## YOUR INSTRUCTIONS
Extend the passage below on the expansion and consolidation of the municipal levy, beginning right after its last sentence.

## SELECTED EXTRACT

B. Expansion and Consolidation
As a consequence of the adaptations just summarized, the use of the instrument entered into its second phase. This began in 1943 with the enactment of Law 1 of that year, which established a new role for the levy by stating important criteria and procedures that favored the expansion of its use by local governments. The key feature of this legislation was that it authorized the municipalities to exercise considerable freedom in the various steps involved in putting the instrument into practice. These steps, ranging from the types of projects to be financed by the levy to the management of resources collected, were to be locally defined by the municipal councils.
This local autonomy contributed to the consolidation of the levy by encouraging local political pacts respecting both the approval and the concrete implementation of local regulation. Besides, it led to the creation of local assessment agencies that were fundamental to the development of human resources and to the improvement of technical support necessary to the success of the various procedures involved in the collection of such levies.

## EXTRACTED MATERIAL
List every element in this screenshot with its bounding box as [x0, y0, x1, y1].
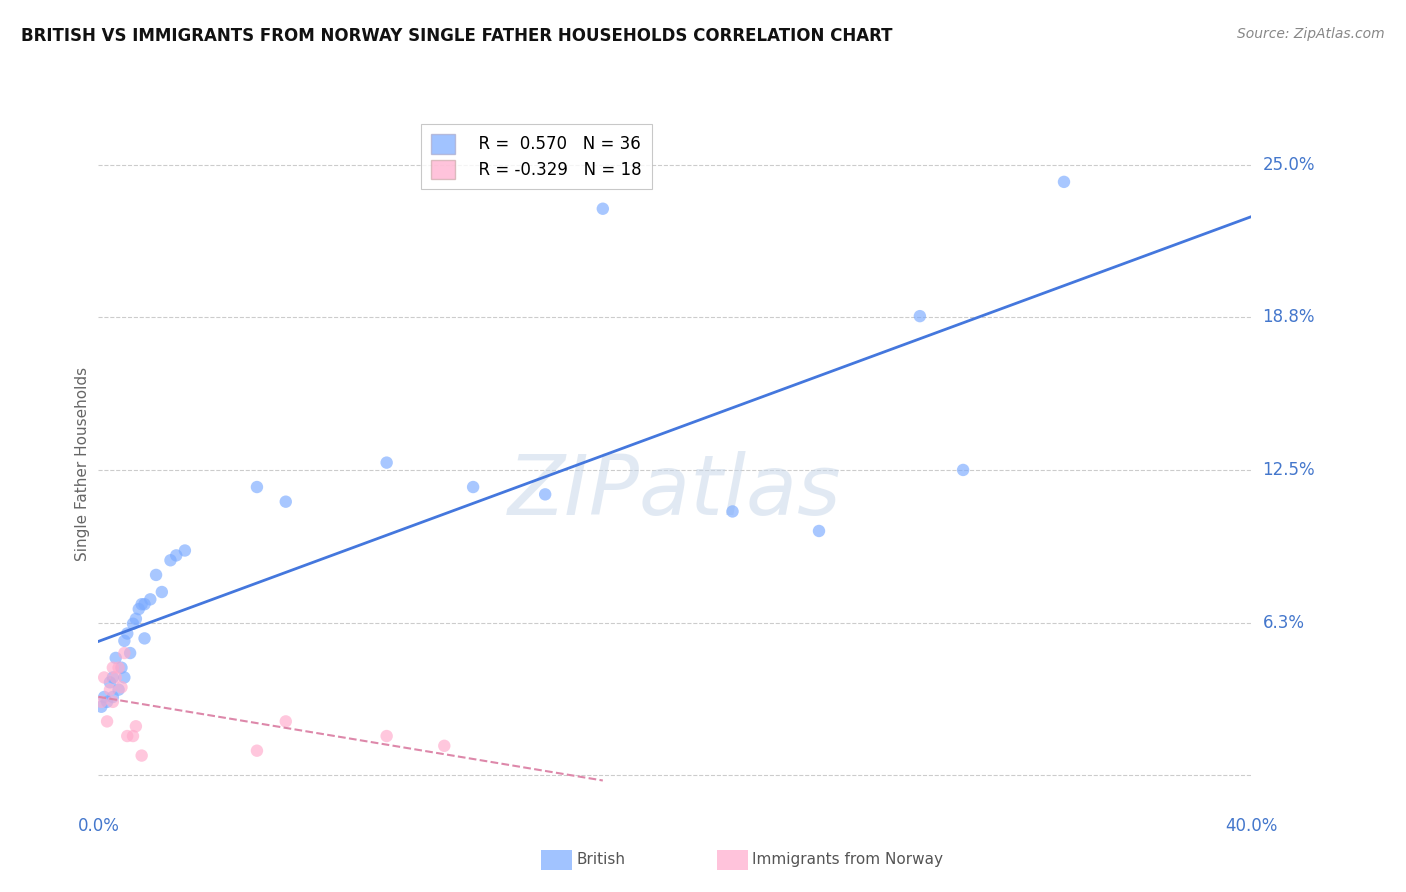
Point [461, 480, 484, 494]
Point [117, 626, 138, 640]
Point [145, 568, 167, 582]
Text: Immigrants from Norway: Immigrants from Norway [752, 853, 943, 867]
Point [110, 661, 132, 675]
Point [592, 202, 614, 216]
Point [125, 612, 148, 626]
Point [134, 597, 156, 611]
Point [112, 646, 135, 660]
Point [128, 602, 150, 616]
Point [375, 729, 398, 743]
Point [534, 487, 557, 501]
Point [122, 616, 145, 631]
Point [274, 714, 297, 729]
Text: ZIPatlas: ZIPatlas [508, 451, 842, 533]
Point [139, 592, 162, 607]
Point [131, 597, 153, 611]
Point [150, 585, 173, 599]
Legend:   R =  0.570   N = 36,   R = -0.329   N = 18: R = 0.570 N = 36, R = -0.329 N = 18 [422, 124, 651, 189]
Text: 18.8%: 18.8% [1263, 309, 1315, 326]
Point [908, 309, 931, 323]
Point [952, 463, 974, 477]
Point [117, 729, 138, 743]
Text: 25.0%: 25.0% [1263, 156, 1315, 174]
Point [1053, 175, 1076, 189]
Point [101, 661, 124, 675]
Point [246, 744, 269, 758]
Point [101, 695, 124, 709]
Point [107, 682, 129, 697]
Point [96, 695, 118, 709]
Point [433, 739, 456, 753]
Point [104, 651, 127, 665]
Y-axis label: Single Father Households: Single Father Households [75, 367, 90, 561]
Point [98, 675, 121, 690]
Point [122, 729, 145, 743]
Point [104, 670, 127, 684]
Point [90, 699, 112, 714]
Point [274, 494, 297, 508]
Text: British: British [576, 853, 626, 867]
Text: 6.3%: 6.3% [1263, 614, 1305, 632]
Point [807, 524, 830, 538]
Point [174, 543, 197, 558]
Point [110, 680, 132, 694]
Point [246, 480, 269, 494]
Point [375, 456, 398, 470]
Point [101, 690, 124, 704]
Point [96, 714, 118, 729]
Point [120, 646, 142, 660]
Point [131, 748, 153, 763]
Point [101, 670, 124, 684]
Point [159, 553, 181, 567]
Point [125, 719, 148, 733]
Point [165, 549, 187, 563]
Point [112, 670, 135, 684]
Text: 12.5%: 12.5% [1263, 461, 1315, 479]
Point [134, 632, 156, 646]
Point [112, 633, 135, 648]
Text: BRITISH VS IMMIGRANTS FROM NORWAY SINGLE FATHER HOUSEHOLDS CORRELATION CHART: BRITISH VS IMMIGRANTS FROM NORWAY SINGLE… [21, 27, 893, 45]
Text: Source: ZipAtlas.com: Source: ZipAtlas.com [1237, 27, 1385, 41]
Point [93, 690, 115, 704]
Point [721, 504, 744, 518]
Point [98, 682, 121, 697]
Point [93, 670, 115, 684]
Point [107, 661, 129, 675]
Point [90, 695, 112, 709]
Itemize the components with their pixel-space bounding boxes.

## THE REPLY
The new legislation was not, in itself, framed in such a way as to preclude ambiguities in its interpretation; on the contrary, some of its precepts introduced further complications. For example, the law clearly abolished the previous limitation of the amount collected to the costs of the public investment, yet the connection of the levy with land value increments was loosely defined. This critical point with respect to the potential role of the instrument was also to be defined by each local government. Consequently, the levy acquired distinctive characteristics in each city.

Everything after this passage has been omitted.